→ Objective:
Copy out each line of the material below that holds the string "Modeling".

## Begin The records

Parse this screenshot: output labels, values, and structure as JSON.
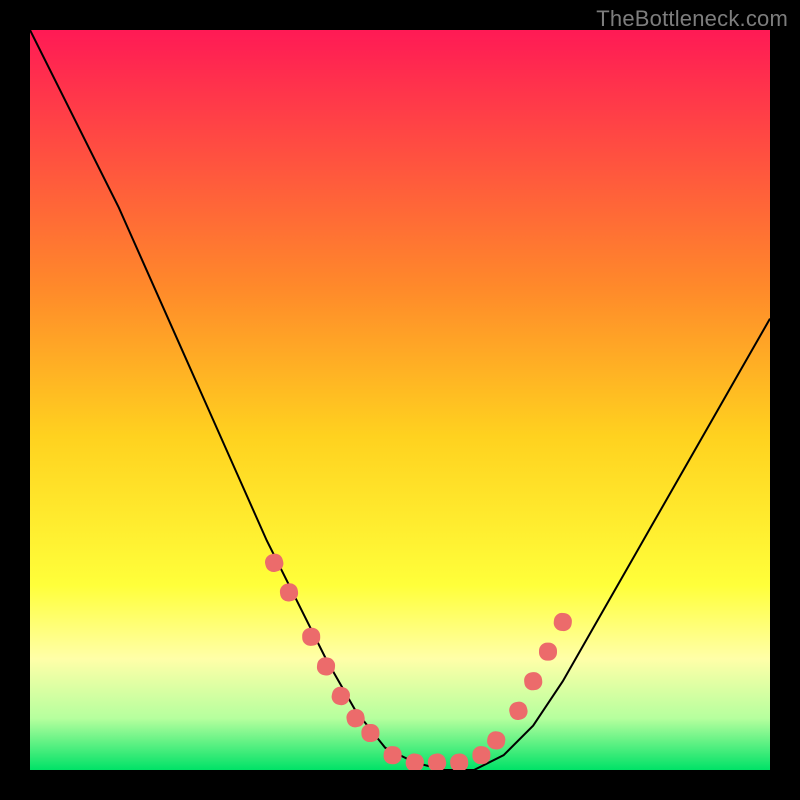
{
  "watermark": "TheBottleneck.com",
  "chart_data": {
    "type": "line",
    "title": "",
    "xlabel": "",
    "ylabel": "",
    "xlim": [
      0,
      100
    ],
    "ylim": [
      0,
      100
    ],
    "background_gradient": {
      "stops": [
        {
          "offset": 0,
          "color": "#ff1a55"
        },
        {
          "offset": 35,
          "color": "#ff8a2a"
        },
        {
          "offset": 55,
          "color": "#ffd21f"
        },
        {
          "offset": 75,
          "color": "#ffff3a"
        },
        {
          "offset": 85,
          "color": "#ffffa8"
        },
        {
          "offset": 93,
          "color": "#b6ff9e"
        },
        {
          "offset": 100,
          "color": "#00e267"
        }
      ]
    },
    "series": [
      {
        "name": "bottleneck-curve",
        "color": "#000000",
        "stroke_width": 2,
        "x": [
          0,
          4,
          8,
          12,
          16,
          20,
          24,
          28,
          32,
          36,
          40,
          44,
          48,
          52,
          56,
          60,
          64,
          68,
          72,
          76,
          80,
          84,
          88,
          92,
          96,
          100
        ],
        "y": [
          100,
          92,
          84,
          76,
          67,
          58,
          49,
          40,
          31,
          23,
          15,
          8,
          3,
          1,
          0,
          0,
          2,
          6,
          12,
          19,
          26,
          33,
          40,
          47,
          54,
          61
        ]
      }
    ],
    "markers": {
      "name": "highlighted-points",
      "color": "#ec6b6b",
      "size": 18,
      "points": [
        {
          "x": 33,
          "y": 28
        },
        {
          "x": 35,
          "y": 24
        },
        {
          "x": 38,
          "y": 18
        },
        {
          "x": 40,
          "y": 14
        },
        {
          "x": 42,
          "y": 10
        },
        {
          "x": 44,
          "y": 7
        },
        {
          "x": 46,
          "y": 5
        },
        {
          "x": 49,
          "y": 2
        },
        {
          "x": 52,
          "y": 1
        },
        {
          "x": 55,
          "y": 1
        },
        {
          "x": 58,
          "y": 1
        },
        {
          "x": 61,
          "y": 2
        },
        {
          "x": 63,
          "y": 4
        },
        {
          "x": 66,
          "y": 8
        },
        {
          "x": 68,
          "y": 12
        },
        {
          "x": 70,
          "y": 16
        },
        {
          "x": 72,
          "y": 20
        }
      ]
    }
  }
}
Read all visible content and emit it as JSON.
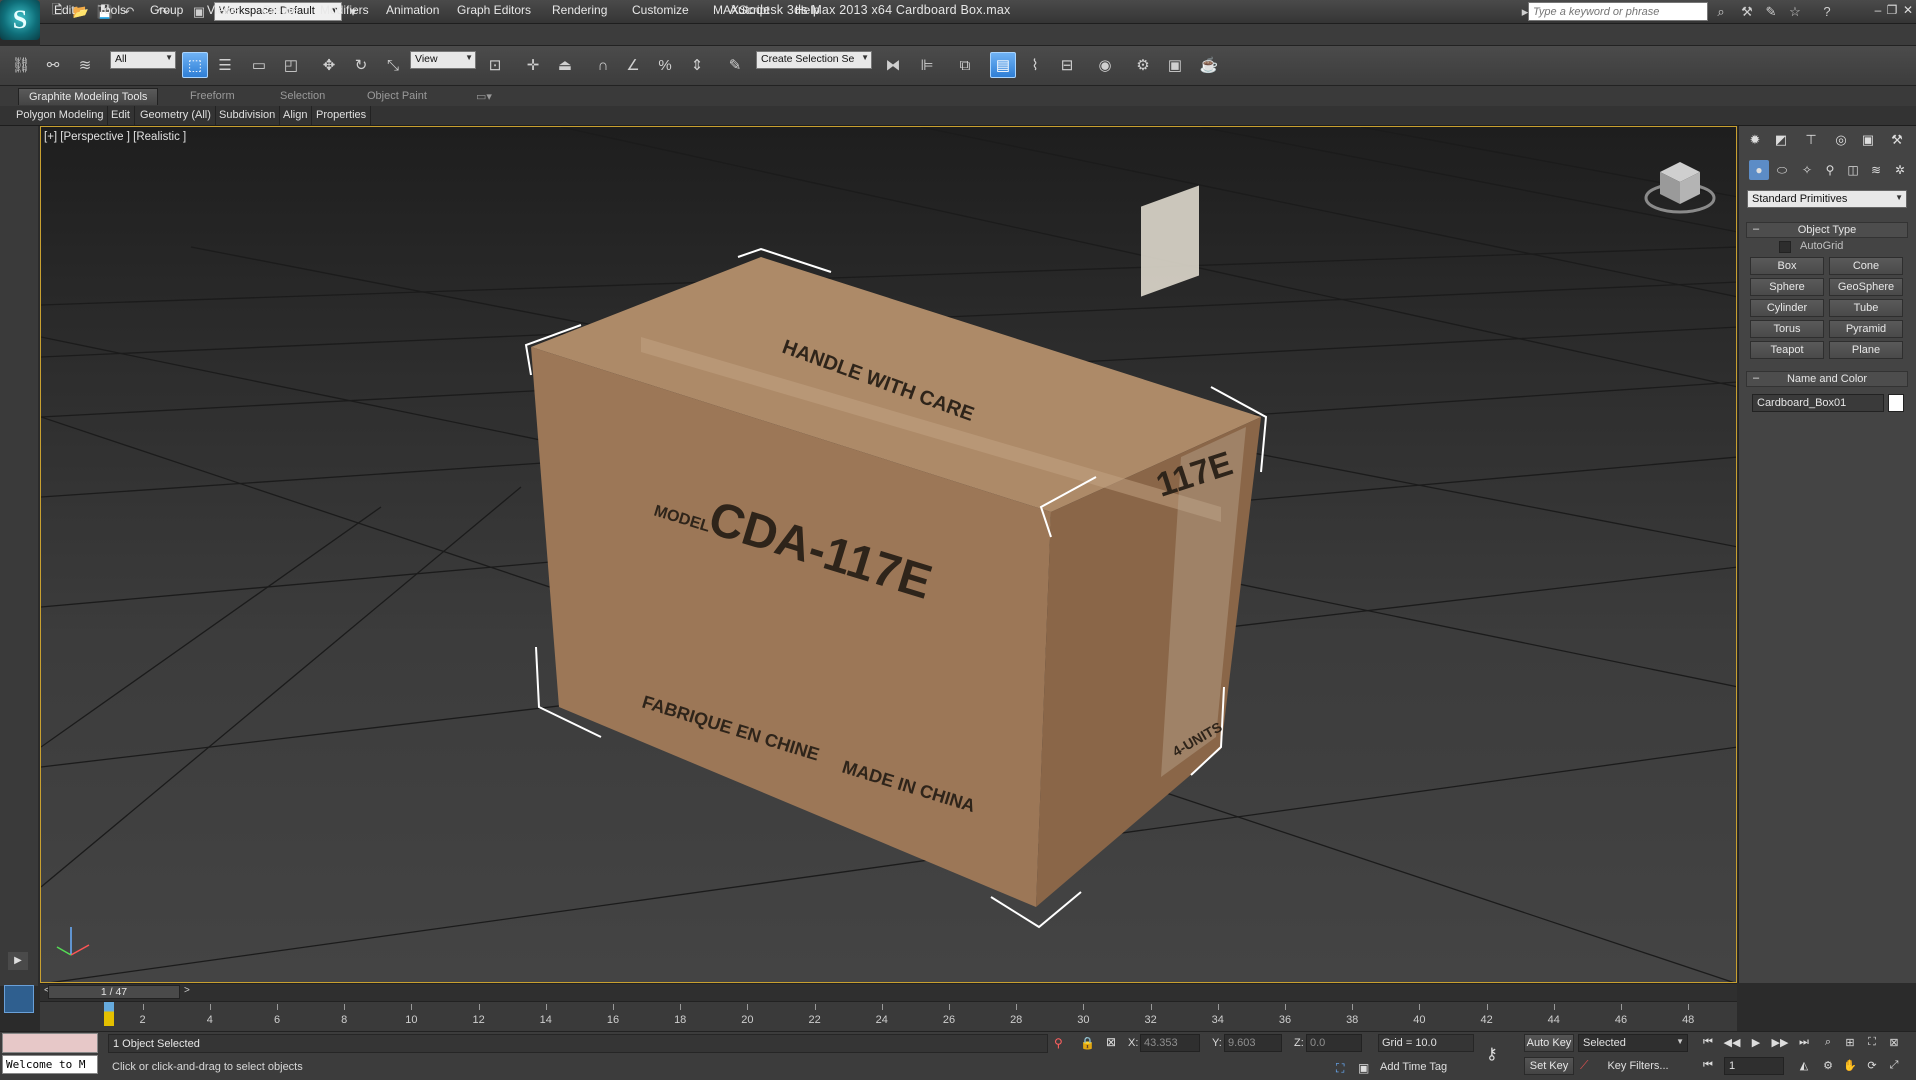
{
  "window": {
    "title": "Autodesk 3ds Max  2013 x64     Cardboard Box.max",
    "workspace": "Workspace: Default",
    "help_search_placeholder": "Type a keyword or phrase",
    "controls": {
      "minimize": "–",
      "restore": "❐",
      "close": "✕"
    }
  },
  "menu": {
    "items": [
      "Edit",
      "Tools",
      "Group",
      "Views",
      "Create",
      "Modifiers",
      "Animation",
      "Graph Editors",
      "Rendering",
      "Customize",
      "MAXScript",
      "Help"
    ]
  },
  "toolbar": {
    "selection_filter": "All",
    "ref_coord": "View",
    "named_selection": "Create Selection Se",
    "accent": "#3b8ee8"
  },
  "ribbon": {
    "tabs": [
      "Graphite Modeling Tools",
      "Freeform",
      "Selection",
      "Object Paint"
    ],
    "active_tab": "Graphite Modeling Tools",
    "panels": [
      "Polygon Modeling",
      "Edit",
      "Geometry (All)",
      "Subdivision",
      "Align",
      "Properties"
    ]
  },
  "viewport": {
    "label": "[+] [Perspective ] [Realistic ]",
    "border_color": "#c8a030",
    "box_texts": {
      "top": "HANDLE   WITH   CARE",
      "model_prefix": "MODEL",
      "model": "CDA-117E",
      "fabrique": "FABRIQUE EN CHINE",
      "made_in": "MADE IN CHINA",
      "side_code": "117E",
      "units": "4-UNITS"
    }
  },
  "command_panel": {
    "category": "Standard Primitives",
    "object_type_title": "Object Type",
    "autogrid_label": "AutoGrid",
    "primitives": [
      "Box",
      "Cone",
      "Sphere",
      "GeoSphere",
      "Cylinder",
      "Tube",
      "Torus",
      "Pyramid",
      "Teapot",
      "Plane"
    ],
    "name_color_title": "Name and Color",
    "object_name": "Cardboard_Box01",
    "object_color": "#ffffff"
  },
  "timeline": {
    "frame_display": "1 / 47",
    "prev": "<",
    "next": ">",
    "ticks": [
      2,
      4,
      6,
      8,
      10,
      12,
      14,
      16,
      18,
      20,
      22,
      24,
      26,
      28,
      30,
      32,
      34,
      36,
      38,
      40,
      42,
      44,
      46,
      48
    ]
  },
  "status": {
    "welcome": "Welcome to M",
    "selection": "1 Object Selected",
    "prompt": "Click or click-and-drag to select objects",
    "x_label": "X:",
    "x_value": "43.353",
    "y_label": "Y:",
    "y_value": "9.603",
    "z_label": "Z:",
    "z_value": "0.0",
    "grid": "Grid = 10.0",
    "add_time_tag": "Add Time Tag",
    "auto_key": "Auto Key",
    "set_key": "Set Key",
    "selected_dd": "Selected",
    "key_filters": "Key Filters...",
    "frame": "1"
  }
}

## End The records

→ Final result:
      "Graphite Modeling Tools",
    "active_tab": "Graphite Modeling Tools",
      "Polygon Modeling",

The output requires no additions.